- [SET EXERCISE] Determine the number of lines in the listing below where the string "send" occurs; answer with the number alone.

########################################

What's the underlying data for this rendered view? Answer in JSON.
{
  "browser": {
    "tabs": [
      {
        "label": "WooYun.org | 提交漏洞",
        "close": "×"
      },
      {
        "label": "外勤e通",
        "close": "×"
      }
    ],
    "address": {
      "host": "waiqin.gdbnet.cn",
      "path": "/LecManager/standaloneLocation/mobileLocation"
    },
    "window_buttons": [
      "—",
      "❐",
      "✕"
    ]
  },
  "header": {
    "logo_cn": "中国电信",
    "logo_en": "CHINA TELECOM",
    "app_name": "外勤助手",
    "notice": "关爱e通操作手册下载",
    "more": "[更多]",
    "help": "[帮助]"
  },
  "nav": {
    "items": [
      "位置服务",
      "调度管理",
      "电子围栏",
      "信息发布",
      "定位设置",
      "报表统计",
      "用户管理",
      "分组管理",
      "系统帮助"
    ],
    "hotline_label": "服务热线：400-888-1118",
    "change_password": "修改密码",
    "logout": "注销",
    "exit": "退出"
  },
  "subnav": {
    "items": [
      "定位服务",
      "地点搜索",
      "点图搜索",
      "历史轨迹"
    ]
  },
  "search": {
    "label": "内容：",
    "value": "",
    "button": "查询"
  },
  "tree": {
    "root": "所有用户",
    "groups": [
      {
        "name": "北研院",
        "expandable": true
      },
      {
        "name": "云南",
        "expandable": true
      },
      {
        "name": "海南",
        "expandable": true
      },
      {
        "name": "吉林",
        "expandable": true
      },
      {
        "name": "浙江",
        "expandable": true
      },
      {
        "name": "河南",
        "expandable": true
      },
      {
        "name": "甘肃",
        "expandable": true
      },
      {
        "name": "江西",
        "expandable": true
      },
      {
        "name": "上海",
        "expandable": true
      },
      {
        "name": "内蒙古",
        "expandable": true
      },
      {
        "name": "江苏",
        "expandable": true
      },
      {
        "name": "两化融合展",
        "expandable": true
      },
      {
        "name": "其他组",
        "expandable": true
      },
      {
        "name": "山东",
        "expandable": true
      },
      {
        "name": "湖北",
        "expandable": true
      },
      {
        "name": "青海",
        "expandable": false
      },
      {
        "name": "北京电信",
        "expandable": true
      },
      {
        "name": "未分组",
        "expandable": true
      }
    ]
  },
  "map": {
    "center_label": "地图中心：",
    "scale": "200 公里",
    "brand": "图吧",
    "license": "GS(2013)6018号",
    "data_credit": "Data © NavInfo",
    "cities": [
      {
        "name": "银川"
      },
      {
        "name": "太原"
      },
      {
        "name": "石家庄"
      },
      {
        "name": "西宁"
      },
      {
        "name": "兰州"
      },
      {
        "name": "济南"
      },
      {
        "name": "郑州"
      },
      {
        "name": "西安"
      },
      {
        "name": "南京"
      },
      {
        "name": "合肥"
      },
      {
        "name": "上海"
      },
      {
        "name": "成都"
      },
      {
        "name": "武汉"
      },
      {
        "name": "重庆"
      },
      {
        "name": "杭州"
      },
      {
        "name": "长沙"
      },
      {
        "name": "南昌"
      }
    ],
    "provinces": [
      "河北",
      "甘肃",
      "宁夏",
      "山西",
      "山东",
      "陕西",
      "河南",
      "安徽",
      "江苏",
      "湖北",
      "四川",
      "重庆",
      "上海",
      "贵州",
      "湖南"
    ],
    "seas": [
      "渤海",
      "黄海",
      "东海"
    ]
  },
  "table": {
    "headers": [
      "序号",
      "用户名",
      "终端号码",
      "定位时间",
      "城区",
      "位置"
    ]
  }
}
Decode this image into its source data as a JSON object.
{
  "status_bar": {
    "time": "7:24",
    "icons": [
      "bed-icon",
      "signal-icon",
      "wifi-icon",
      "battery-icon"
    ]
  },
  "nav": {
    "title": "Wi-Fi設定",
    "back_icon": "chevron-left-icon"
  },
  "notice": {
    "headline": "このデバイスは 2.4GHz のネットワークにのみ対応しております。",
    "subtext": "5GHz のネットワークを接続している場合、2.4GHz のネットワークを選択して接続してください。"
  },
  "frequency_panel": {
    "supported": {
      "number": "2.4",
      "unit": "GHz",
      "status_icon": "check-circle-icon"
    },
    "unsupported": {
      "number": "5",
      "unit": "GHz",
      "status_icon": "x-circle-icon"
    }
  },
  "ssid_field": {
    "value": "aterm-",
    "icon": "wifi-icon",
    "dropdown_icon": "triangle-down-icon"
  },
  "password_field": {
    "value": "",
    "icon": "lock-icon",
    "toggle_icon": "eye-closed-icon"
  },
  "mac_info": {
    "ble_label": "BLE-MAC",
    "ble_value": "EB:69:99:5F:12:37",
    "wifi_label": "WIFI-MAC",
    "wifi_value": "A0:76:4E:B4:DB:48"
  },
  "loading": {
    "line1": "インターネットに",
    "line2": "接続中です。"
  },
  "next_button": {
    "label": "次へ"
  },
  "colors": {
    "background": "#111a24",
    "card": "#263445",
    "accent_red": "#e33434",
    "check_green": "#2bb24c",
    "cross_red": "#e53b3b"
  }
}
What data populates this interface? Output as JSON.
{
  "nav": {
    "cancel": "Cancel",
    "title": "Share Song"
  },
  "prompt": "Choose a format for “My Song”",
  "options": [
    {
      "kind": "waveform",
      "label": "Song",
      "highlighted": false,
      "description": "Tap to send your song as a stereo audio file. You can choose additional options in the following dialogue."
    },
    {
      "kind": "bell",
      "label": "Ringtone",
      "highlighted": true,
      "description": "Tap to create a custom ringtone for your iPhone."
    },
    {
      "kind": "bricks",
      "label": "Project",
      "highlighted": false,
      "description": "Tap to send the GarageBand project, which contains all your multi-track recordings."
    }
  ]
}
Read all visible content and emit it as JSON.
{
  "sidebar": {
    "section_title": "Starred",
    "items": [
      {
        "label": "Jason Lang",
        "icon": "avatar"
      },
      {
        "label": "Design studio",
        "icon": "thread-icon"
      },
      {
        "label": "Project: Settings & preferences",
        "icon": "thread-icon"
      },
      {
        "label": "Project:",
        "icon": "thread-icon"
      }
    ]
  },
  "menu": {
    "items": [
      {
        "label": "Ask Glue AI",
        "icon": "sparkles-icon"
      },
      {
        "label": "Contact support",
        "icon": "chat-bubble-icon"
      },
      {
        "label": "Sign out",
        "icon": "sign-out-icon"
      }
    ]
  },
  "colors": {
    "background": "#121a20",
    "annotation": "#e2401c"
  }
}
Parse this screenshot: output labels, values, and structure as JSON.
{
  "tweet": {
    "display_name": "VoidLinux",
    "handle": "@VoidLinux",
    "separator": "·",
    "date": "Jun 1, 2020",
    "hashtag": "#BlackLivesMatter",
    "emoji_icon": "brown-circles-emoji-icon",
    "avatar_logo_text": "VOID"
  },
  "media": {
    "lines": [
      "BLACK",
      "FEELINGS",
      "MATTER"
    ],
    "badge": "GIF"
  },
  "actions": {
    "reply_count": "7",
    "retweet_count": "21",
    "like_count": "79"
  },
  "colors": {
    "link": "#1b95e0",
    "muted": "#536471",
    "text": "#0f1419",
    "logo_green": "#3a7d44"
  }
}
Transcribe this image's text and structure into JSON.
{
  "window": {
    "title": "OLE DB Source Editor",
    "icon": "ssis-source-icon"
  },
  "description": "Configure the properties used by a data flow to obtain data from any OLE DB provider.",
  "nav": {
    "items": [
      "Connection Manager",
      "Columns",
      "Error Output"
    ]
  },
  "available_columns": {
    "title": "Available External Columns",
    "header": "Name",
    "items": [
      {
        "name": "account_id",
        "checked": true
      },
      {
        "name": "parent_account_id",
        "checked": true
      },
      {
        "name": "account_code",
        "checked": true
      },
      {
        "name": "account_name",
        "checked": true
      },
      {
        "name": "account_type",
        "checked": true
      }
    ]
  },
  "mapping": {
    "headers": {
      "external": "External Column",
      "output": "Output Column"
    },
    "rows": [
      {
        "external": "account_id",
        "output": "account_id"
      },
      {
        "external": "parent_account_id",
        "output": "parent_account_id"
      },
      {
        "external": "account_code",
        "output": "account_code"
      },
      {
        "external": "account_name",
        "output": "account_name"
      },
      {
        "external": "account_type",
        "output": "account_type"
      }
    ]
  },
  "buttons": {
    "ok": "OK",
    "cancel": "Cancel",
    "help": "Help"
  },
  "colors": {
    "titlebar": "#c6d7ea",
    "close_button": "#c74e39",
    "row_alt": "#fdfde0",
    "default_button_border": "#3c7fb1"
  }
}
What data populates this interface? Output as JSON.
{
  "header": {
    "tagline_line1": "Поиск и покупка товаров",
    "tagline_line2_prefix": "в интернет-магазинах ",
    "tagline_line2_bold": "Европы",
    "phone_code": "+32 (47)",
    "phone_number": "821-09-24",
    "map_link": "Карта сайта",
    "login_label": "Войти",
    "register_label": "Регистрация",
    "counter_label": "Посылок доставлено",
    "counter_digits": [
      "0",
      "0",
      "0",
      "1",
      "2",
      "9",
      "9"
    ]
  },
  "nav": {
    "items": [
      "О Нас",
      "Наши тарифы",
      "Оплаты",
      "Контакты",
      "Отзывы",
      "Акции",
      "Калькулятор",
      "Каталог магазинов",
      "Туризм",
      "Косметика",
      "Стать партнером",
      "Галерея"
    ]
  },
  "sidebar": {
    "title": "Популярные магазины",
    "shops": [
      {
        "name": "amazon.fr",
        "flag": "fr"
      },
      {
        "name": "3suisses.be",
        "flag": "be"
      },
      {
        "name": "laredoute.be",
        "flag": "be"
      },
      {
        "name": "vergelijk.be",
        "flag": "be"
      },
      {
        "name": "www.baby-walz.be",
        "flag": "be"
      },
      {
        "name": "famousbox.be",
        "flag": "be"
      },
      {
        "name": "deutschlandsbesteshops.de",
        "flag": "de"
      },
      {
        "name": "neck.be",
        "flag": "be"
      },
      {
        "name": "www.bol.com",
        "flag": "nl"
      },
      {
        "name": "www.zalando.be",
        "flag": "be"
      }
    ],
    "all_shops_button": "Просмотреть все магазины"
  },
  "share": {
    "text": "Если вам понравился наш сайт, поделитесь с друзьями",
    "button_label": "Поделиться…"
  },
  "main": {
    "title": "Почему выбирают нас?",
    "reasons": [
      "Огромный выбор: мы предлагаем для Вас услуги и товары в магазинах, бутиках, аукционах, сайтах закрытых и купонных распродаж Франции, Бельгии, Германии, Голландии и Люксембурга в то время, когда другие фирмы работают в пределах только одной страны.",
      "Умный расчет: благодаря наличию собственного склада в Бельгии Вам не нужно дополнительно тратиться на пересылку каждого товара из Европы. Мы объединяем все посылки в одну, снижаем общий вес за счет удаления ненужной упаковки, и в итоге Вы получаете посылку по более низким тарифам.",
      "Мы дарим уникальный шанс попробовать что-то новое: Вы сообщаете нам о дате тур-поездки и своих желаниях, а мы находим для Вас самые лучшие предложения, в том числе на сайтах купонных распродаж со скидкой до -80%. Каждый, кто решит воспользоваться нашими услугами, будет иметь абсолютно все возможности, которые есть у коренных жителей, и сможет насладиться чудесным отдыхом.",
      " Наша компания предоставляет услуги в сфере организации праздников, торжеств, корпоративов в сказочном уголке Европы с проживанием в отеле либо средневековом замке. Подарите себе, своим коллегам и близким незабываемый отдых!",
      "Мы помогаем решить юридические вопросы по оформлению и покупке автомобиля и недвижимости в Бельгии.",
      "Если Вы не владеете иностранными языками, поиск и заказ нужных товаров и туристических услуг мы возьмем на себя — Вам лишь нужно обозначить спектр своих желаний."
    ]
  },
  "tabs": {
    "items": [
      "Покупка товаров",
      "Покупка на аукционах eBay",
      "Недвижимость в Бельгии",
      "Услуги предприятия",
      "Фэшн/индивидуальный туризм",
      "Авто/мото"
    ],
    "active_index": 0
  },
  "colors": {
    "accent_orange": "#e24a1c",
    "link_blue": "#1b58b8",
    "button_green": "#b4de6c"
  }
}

########################################

- [FULL OUTPUT] 2